(Extracted data entries)
%%

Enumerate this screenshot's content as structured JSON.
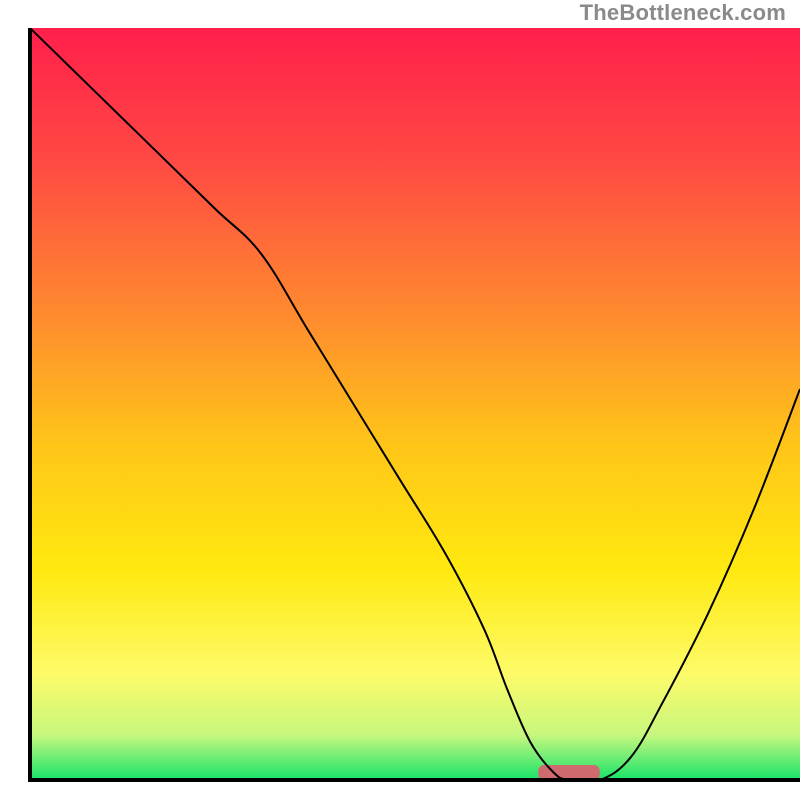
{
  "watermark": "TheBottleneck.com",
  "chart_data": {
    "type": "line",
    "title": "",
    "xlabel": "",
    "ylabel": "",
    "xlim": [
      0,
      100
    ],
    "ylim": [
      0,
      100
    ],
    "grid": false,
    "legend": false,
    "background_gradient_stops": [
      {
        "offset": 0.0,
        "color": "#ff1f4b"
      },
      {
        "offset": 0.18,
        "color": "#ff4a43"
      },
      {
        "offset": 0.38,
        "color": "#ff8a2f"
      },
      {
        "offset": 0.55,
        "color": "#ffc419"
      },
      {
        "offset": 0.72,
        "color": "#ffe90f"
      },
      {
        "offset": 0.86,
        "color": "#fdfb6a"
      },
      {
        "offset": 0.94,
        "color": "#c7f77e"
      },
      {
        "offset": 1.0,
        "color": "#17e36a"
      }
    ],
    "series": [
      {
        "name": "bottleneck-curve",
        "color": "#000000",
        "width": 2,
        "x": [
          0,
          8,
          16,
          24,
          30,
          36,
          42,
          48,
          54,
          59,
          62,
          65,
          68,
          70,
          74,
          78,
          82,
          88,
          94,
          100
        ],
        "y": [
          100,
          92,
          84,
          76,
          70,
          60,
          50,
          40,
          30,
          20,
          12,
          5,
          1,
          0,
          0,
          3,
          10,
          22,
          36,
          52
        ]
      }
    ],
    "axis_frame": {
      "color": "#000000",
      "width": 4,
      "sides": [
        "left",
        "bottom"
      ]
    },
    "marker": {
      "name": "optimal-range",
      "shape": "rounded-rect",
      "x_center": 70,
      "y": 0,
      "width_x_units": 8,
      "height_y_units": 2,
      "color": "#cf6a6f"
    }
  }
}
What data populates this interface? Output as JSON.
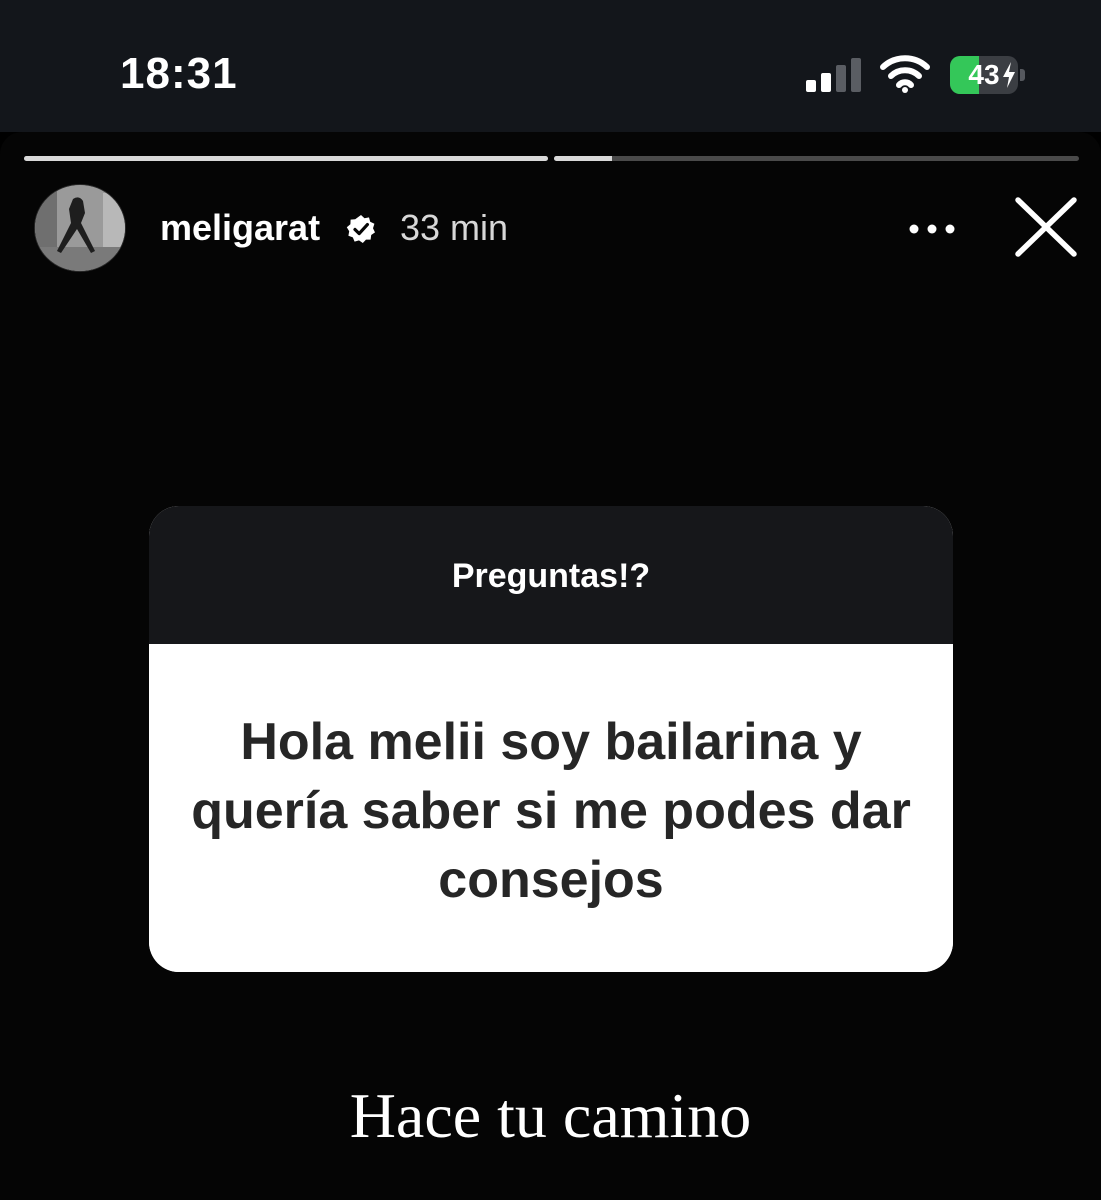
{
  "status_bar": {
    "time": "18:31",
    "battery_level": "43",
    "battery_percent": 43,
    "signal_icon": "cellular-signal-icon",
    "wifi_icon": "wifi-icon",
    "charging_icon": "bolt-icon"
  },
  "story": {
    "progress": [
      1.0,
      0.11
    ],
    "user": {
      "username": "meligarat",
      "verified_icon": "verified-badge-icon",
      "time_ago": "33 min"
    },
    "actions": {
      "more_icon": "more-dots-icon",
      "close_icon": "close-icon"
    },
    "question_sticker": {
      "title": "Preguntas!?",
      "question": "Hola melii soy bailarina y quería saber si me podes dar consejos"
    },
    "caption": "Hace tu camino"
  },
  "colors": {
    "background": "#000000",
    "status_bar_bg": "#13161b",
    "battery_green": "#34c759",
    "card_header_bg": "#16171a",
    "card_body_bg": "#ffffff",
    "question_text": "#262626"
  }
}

%%

■ INSTRUCTIONS TO FOLLOW
Every record above should be written out again without change, except that the pictures are left out.

■ RESPONSE TO THE EXERCISE
Enumerate this screenshot's content as structured JSON.
{
  "watermark": "TheBottleneck.com",
  "chart_data": {
    "type": "line",
    "title": "",
    "xlabel": "",
    "ylabel": "",
    "xlim": [
      0,
      100
    ],
    "ylim": [
      0,
      100
    ],
    "grid": false,
    "legend": false,
    "background_gradient_stops": [
      {
        "offset": 0.0,
        "color": "#ff1f4b"
      },
      {
        "offset": 0.18,
        "color": "#ff4a43"
      },
      {
        "offset": 0.38,
        "color": "#ff8a2f"
      },
      {
        "offset": 0.55,
        "color": "#ffc419"
      },
      {
        "offset": 0.72,
        "color": "#ffe90f"
      },
      {
        "offset": 0.86,
        "color": "#fdfb6a"
      },
      {
        "offset": 0.94,
        "color": "#c7f77e"
      },
      {
        "offset": 1.0,
        "color": "#17e36a"
      }
    ],
    "series": [
      {
        "name": "bottleneck-curve",
        "color": "#000000",
        "width": 2,
        "x": [
          0,
          8,
          16,
          24,
          30,
          36,
          42,
          48,
          54,
          59,
          62,
          65,
          68,
          70,
          74,
          78,
          82,
          88,
          94,
          100
        ],
        "y": [
          100,
          92,
          84,
          76,
          70,
          60,
          50,
          40,
          30,
          20,
          12,
          5,
          1,
          0,
          0,
          3,
          10,
          22,
          36,
          52
        ]
      }
    ],
    "axis_frame": {
      "color": "#000000",
      "width": 4,
      "sides": [
        "left",
        "bottom"
      ]
    },
    "marker": {
      "name": "optimal-range",
      "shape": "rounded-rect",
      "x_center": 70,
      "y": 0,
      "width_x_units": 8,
      "height_y_units": 2,
      "color": "#cf6a6f"
    }
  }
}
What data populates this interface? Output as JSON.
{
  "status_bar": {
    "time": "18:31",
    "battery_level": "43",
    "battery_percent": 43,
    "signal_icon": "cellular-signal-icon",
    "wifi_icon": "wifi-icon",
    "charging_icon": "bolt-icon"
  },
  "story": {
    "progress": [
      1.0,
      0.11
    ],
    "user": {
      "username": "meligarat",
      "verified_icon": "verified-badge-icon",
      "time_ago": "33 min"
    },
    "actions": {
      "more_icon": "more-dots-icon",
      "close_icon": "close-icon"
    },
    "question_sticker": {
      "title": "Preguntas!?",
      "question": "Hola melii soy bailarina y quería saber si me podes dar consejos"
    },
    "caption": "Hace tu camino"
  },
  "colors": {
    "background": "#000000",
    "status_bar_bg": "#13161b",
    "battery_green": "#34c759",
    "card_header_bg": "#16171a",
    "card_body_bg": "#ffffff",
    "question_text": "#262626"
  }
}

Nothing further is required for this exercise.